→ **TASK**: Reproduce the material in full, unchanged.

++++ DATA SHOWN ++++

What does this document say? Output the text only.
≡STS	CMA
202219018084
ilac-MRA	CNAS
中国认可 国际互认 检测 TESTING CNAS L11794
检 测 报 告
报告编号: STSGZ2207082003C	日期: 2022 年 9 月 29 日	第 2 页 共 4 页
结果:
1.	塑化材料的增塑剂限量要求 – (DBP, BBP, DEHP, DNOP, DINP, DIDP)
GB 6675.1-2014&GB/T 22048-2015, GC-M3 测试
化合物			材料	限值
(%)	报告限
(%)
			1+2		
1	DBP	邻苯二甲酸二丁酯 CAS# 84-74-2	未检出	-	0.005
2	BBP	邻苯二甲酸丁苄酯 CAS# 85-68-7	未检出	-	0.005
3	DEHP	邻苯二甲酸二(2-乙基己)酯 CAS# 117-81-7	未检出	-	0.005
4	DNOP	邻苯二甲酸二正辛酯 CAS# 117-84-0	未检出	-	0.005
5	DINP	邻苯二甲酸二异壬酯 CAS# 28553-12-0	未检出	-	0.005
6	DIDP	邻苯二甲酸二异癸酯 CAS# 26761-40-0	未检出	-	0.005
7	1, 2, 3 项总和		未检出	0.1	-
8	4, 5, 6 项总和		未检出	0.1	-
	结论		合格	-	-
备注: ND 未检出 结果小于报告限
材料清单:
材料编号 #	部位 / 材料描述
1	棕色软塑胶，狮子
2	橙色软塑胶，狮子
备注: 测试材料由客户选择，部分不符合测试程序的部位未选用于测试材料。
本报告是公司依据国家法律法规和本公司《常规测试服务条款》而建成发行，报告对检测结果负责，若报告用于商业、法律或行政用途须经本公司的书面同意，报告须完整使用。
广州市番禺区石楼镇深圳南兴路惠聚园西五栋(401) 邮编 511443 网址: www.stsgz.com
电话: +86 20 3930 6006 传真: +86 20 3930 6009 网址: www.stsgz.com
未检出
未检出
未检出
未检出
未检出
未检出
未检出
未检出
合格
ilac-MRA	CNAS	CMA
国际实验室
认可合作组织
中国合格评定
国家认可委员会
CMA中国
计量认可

++++

→ **TASK SOLUTION**:
What does this document say? Output the text only.
≡STS	CMA
202219018084
ilac-MRA	CNAS
中国认可 国际互认 检测 TESTING CNAS L11794
检 测 报 告
报告编号: STSGZ2207082003C	日期: 2022 年 9 月 29 日	第 2 页 共 4 页
结果:
1.	塑化材料的增塑剂限量要求 – (DBP, BBP, DEHP, DNOP, DINP, DIDP)
GB 6675.1-2014&GB/T 22048-2015, GC-M3 测试
化合物			材料	限值
(%)	报告限
(%)
			1+2		
1	DBP	邻苯二甲酸二丁酯 CAS# 84-74-2	未检出	-	0.005
2	BBP	邻苯二甲酸丁苄酯 CAS# 85-68-7	未检出	-	0.005
3	DEHP	邻苯二甲酸二(2-乙基己)酯 CAS# 117-81-7	未检出	-	0.005
4	DNOP	邻苯二甲酸二正辛酯 CAS# 117-84-0	未检出	-	0.005
5	DINP	邻苯二甲酸二异壬酯 CAS# 28553-12-0	未检出	-	0.005
6	DIDP	邻苯二甲酸二异癸酯 CAS# 26761-40-0	未检出	-	0.005
7	1, 2, 3 项总和		未检出	0.1	-
8	4, 5, 6 项总和		未检出	0.1	-
	结论		合格	-	-
备注: ND 未检出 结果小于报告限
材料清单:
材料编号 #	部位 / 材料描述
1	棕色软塑胶，狮子
2	橙色软塑胶，狮子
备注: 测试材料由客户选择，部分不符合测试程序的部位未选用于测试材料。
本报告是公司依据国家法律法规和本公司《常规测试服务条款》而建成发行，报告对检测结果负责，若报告用于商业、法律或行政用途须经本公司的书面同意，报告须完整使用。
广州市番禺区石楼镇深圳南兴路惠聚园西五栋(401) 邮编 511443 网址: www.stsgz.com
电话: +86 20 3930 6006 传真: +86 20 3930 6009 网址: www.stsgz.com
未检出
未检出
未检出
未检出
未检出
未检出
未检出
未检出
合格
ilac-MRA	CNAS	CMA
国际实验室
认可合作组织
中国合格评定
国家认可委员会
CMA中国
计量认可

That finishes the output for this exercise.